>> start Data to use
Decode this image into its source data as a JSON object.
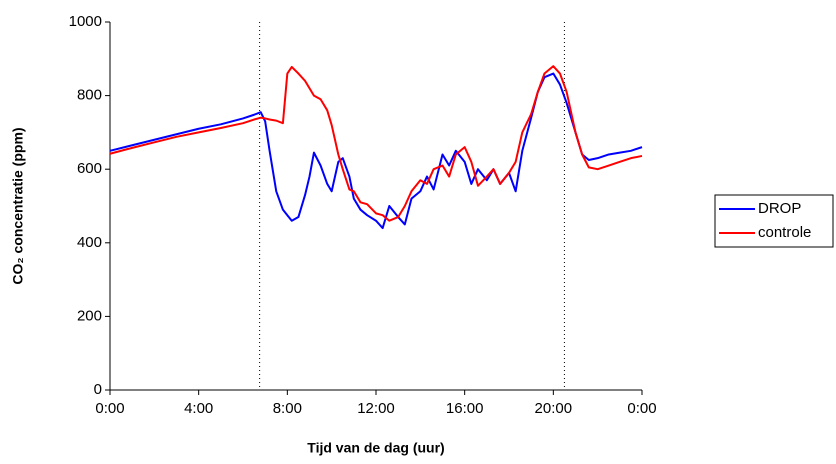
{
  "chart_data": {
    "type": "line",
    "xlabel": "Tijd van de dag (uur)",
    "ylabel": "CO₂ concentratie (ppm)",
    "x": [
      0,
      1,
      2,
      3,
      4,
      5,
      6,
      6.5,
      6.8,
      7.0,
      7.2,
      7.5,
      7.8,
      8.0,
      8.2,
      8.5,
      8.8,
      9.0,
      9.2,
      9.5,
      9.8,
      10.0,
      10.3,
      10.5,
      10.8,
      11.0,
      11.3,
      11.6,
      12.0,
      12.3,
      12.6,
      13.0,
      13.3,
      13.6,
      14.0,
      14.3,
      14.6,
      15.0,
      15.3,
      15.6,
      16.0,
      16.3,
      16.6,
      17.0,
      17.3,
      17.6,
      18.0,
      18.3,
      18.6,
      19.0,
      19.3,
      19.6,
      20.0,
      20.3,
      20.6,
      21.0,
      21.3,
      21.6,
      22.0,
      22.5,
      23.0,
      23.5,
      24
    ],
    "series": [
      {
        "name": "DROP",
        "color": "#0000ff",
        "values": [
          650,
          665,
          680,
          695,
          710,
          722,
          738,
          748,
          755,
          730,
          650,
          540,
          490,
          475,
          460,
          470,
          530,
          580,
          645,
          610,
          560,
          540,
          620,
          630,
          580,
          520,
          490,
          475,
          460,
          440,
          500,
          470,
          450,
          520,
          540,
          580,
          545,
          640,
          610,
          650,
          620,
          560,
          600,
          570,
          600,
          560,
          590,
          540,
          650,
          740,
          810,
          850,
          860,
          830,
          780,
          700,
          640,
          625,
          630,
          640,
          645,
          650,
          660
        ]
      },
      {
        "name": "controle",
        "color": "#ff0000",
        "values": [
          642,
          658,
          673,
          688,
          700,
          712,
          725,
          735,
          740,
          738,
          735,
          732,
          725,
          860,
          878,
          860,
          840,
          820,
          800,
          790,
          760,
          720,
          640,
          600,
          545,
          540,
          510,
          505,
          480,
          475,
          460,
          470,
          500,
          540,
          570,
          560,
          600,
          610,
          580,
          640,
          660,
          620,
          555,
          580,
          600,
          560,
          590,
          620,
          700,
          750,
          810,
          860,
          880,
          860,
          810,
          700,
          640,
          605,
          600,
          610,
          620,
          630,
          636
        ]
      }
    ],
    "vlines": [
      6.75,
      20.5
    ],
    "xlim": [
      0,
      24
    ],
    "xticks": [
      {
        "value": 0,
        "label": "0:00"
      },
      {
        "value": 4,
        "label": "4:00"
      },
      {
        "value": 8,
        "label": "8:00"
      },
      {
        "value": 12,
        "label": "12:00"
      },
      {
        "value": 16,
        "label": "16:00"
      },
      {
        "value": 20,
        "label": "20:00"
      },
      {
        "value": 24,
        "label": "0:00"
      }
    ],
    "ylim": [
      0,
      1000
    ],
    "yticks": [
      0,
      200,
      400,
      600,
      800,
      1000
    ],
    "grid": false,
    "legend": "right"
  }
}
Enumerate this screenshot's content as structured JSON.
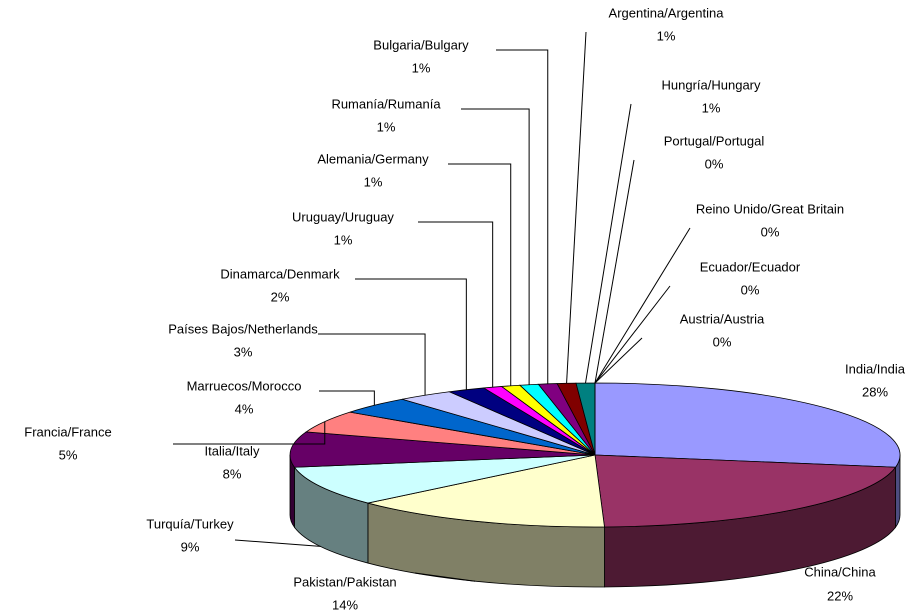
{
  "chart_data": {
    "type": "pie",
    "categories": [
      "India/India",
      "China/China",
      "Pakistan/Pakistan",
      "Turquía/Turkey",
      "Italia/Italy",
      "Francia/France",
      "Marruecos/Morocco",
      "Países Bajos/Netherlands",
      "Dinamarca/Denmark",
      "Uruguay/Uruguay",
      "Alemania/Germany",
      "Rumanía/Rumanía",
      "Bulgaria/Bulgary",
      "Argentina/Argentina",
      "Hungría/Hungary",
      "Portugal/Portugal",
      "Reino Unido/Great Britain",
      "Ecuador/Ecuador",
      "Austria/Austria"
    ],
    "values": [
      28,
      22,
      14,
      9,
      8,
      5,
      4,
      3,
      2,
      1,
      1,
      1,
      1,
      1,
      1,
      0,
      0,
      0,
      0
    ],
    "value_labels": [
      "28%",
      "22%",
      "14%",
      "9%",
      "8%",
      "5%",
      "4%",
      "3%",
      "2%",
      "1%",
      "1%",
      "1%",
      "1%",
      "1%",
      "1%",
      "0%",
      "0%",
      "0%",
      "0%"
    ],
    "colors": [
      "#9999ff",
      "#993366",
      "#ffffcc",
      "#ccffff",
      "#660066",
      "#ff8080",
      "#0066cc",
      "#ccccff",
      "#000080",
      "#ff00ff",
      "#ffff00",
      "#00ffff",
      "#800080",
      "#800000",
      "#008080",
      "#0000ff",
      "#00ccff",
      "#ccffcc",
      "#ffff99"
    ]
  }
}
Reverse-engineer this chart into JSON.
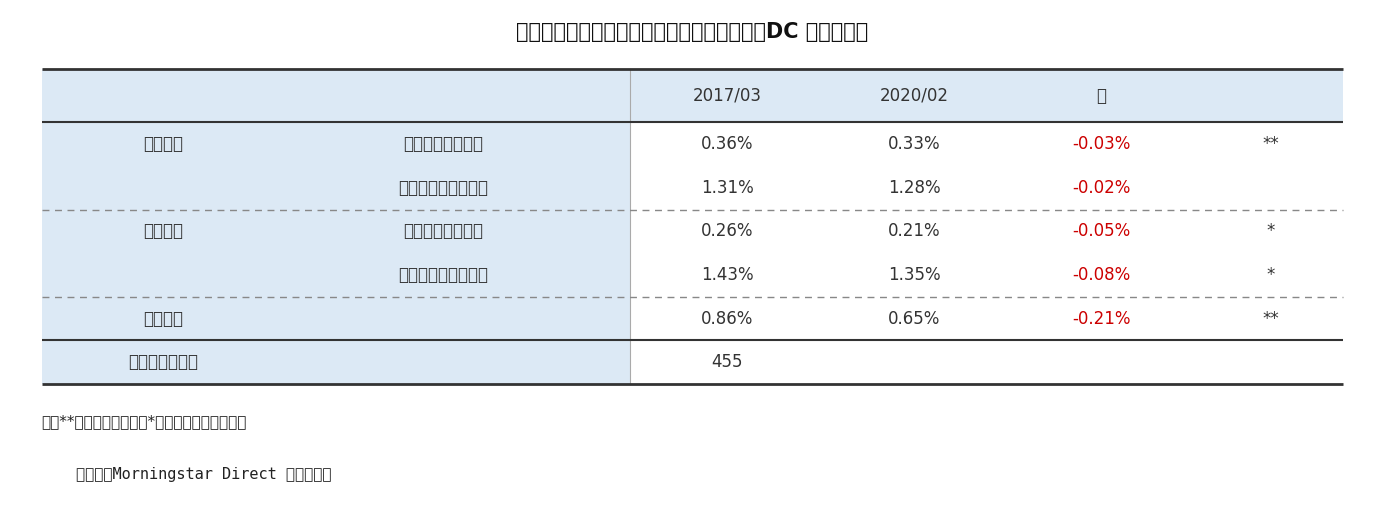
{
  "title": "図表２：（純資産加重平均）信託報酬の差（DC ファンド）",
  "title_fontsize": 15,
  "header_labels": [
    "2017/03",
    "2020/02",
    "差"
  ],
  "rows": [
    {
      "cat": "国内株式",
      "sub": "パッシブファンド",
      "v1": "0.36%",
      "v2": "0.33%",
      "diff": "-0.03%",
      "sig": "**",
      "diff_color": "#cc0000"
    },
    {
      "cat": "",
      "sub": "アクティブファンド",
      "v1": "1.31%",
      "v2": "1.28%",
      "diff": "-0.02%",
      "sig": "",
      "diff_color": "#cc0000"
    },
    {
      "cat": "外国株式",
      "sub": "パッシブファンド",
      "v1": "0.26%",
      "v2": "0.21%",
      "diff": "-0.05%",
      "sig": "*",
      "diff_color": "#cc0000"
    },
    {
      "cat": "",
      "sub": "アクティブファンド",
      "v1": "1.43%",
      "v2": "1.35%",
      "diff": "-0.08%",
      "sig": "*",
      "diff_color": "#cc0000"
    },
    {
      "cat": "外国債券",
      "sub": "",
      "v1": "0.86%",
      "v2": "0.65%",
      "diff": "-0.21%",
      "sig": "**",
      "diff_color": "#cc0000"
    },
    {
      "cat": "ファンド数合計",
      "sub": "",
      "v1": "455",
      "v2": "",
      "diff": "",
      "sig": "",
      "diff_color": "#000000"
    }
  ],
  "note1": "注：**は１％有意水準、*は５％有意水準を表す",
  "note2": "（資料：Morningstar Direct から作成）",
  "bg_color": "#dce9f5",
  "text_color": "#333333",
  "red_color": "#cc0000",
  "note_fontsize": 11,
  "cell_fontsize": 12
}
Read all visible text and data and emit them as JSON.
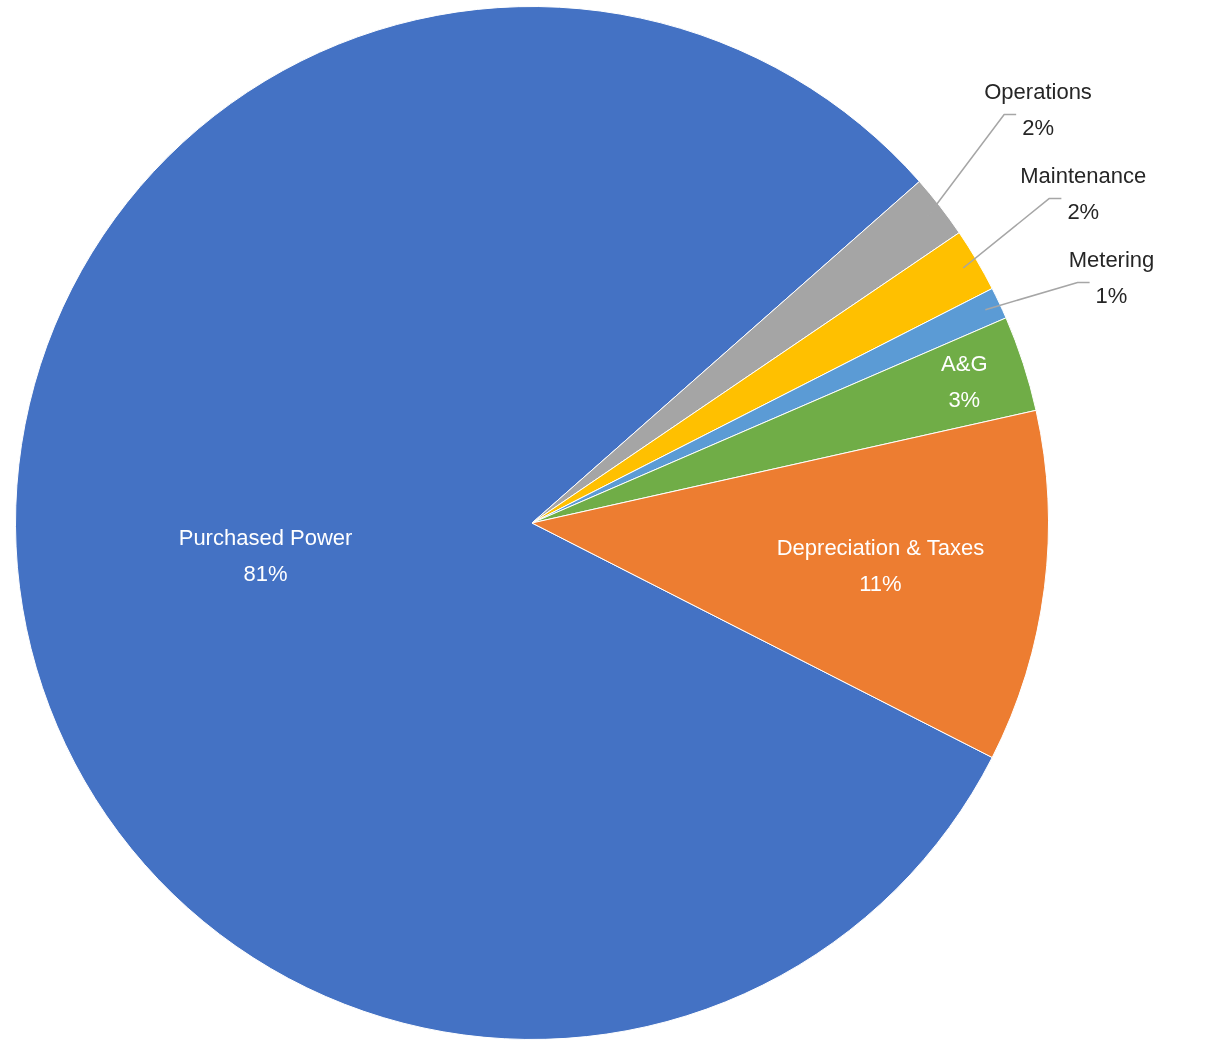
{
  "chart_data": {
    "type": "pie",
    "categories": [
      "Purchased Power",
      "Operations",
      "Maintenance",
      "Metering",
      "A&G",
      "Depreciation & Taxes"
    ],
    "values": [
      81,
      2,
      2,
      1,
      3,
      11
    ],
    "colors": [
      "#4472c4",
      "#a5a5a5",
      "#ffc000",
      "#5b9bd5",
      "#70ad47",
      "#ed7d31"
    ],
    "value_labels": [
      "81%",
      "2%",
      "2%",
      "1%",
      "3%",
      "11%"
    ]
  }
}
>> end Data to use
* What is required
Copy each line of the data above that holds "JSON".

* Solution to the exercise
Decode this image into its source data as a JSON object.
Enumerate this screenshot's content as structured JSON.
Reverse-engineer this chart into JSON.
Read all visible text and data and emit them as JSON.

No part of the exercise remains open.